■ Directions ■
Count how many lines hold the string "volorro", and give only that number.

(Figure record listings)
------------------------------------------------

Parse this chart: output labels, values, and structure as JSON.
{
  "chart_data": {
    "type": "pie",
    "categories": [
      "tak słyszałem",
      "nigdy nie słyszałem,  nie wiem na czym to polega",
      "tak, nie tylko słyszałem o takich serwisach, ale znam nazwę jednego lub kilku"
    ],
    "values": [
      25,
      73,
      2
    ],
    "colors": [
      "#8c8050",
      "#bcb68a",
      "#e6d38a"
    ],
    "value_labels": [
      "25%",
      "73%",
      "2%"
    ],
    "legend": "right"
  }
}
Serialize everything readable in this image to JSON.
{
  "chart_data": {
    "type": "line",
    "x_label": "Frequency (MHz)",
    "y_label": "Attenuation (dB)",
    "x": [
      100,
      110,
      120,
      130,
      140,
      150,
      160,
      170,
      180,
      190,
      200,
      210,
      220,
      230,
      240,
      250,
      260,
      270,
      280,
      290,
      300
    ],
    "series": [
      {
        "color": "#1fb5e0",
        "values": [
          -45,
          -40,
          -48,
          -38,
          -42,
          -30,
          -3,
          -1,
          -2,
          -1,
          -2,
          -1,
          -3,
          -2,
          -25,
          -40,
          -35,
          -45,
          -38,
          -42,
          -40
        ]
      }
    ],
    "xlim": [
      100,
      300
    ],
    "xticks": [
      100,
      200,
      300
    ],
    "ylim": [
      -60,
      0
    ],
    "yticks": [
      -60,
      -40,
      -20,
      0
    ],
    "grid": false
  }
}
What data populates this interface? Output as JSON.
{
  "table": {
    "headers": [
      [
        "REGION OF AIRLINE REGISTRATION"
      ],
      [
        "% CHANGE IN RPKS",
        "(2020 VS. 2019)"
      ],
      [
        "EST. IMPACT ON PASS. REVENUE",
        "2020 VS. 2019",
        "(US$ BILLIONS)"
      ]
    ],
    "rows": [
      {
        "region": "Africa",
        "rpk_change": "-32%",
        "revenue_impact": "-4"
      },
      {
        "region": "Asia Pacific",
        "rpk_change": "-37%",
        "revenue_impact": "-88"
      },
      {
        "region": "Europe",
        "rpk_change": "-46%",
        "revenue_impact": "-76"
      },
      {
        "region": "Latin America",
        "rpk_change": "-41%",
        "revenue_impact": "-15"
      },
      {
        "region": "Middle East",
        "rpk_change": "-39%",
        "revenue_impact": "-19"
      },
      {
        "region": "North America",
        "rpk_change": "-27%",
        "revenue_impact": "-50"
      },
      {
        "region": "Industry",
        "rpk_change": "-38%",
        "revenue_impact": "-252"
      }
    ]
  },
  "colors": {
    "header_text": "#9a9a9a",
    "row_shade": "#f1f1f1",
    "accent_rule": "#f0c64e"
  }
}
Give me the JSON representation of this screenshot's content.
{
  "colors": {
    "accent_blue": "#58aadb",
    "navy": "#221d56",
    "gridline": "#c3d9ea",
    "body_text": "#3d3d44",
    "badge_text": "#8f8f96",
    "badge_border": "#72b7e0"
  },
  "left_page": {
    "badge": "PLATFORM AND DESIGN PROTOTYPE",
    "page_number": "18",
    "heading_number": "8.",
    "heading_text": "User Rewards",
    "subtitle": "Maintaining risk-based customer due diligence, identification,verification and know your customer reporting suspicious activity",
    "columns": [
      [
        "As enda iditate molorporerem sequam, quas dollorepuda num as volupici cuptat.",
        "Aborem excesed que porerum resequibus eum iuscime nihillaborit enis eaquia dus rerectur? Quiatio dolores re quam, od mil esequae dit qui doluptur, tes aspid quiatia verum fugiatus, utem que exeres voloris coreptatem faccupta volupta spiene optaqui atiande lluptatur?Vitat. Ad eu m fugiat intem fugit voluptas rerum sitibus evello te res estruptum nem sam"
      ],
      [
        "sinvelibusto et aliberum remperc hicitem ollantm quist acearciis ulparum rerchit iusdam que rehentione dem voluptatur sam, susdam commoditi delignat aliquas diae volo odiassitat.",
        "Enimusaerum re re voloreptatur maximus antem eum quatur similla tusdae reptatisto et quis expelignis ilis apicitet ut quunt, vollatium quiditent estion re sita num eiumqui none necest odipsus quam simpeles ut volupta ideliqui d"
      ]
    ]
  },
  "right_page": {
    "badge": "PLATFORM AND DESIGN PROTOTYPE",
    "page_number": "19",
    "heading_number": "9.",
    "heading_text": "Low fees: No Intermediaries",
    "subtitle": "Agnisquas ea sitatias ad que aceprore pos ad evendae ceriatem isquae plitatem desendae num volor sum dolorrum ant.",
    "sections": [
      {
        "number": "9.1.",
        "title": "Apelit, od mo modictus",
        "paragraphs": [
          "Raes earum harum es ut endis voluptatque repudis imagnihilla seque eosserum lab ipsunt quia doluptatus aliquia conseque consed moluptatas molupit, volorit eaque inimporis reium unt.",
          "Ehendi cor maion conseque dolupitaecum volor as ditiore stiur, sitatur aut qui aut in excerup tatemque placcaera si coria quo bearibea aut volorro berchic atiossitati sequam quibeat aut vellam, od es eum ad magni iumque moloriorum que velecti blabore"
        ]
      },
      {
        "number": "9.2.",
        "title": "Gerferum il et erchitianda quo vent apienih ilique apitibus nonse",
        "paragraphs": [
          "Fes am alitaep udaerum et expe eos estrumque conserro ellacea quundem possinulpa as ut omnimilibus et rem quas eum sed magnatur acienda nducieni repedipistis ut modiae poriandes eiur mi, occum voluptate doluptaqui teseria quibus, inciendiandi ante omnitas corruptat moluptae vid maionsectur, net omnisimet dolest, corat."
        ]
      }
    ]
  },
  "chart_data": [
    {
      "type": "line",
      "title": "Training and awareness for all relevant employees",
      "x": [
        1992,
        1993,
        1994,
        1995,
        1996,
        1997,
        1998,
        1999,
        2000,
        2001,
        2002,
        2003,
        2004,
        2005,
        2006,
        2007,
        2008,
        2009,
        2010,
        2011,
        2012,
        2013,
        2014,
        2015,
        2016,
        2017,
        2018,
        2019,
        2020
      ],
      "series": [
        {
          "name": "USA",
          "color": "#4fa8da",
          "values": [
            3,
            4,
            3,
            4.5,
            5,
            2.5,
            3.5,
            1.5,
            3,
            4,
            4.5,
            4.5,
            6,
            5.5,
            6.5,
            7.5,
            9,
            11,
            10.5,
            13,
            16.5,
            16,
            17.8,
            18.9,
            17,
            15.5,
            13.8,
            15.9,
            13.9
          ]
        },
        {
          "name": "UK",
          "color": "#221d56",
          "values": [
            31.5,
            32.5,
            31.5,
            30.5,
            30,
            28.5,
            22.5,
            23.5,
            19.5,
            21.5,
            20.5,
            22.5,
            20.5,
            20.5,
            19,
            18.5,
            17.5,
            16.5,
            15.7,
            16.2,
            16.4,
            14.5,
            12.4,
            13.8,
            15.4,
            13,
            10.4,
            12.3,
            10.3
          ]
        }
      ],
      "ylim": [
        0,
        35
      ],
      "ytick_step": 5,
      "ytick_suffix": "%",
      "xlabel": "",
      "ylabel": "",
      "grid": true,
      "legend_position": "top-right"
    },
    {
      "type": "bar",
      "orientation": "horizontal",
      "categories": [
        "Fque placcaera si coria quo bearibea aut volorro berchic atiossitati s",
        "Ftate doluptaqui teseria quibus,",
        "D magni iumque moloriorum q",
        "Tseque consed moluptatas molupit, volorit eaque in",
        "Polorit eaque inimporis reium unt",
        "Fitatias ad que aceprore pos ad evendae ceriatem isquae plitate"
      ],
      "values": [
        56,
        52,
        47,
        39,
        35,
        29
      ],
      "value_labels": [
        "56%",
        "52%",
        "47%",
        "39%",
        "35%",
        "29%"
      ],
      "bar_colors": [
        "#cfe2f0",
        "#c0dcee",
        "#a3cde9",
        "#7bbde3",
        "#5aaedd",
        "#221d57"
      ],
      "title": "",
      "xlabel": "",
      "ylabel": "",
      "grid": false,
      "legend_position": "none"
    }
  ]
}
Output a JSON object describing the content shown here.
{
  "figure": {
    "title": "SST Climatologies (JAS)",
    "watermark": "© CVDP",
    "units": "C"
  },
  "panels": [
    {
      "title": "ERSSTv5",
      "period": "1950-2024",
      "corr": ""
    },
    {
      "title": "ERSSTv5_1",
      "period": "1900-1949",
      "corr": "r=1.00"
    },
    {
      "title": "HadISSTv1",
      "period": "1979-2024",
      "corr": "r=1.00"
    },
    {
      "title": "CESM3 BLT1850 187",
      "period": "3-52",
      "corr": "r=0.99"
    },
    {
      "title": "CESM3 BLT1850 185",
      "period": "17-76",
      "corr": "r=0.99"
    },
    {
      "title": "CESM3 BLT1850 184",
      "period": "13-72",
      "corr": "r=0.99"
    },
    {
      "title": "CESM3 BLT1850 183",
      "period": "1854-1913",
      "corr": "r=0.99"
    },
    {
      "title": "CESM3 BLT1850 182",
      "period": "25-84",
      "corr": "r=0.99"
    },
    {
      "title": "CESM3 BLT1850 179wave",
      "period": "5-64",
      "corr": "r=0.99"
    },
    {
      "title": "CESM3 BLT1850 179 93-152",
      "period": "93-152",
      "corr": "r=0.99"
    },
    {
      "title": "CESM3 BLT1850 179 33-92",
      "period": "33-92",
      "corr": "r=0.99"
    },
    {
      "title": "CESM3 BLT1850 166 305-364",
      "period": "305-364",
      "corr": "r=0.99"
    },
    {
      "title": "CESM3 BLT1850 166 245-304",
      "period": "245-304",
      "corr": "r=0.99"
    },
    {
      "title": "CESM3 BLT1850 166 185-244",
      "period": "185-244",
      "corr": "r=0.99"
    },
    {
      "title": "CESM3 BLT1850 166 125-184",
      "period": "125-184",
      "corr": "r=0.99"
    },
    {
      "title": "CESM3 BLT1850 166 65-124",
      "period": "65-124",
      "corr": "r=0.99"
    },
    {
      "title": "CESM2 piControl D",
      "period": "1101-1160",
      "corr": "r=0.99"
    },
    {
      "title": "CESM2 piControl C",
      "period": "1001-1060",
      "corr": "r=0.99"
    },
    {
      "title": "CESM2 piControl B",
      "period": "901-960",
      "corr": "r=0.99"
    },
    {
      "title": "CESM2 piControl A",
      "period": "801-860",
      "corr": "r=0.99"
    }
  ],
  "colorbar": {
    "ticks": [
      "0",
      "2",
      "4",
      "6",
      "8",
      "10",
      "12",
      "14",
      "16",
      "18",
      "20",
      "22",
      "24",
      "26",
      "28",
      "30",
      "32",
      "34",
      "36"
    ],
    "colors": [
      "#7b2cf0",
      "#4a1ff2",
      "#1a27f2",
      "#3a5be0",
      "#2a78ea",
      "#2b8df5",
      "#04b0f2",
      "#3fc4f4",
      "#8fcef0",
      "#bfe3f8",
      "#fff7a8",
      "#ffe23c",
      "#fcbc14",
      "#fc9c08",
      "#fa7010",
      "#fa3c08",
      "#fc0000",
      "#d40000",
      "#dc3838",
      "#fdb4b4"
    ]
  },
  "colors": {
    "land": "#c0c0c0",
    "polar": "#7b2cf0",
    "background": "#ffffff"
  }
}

------------------------------------------------

■ Exercise result ■
2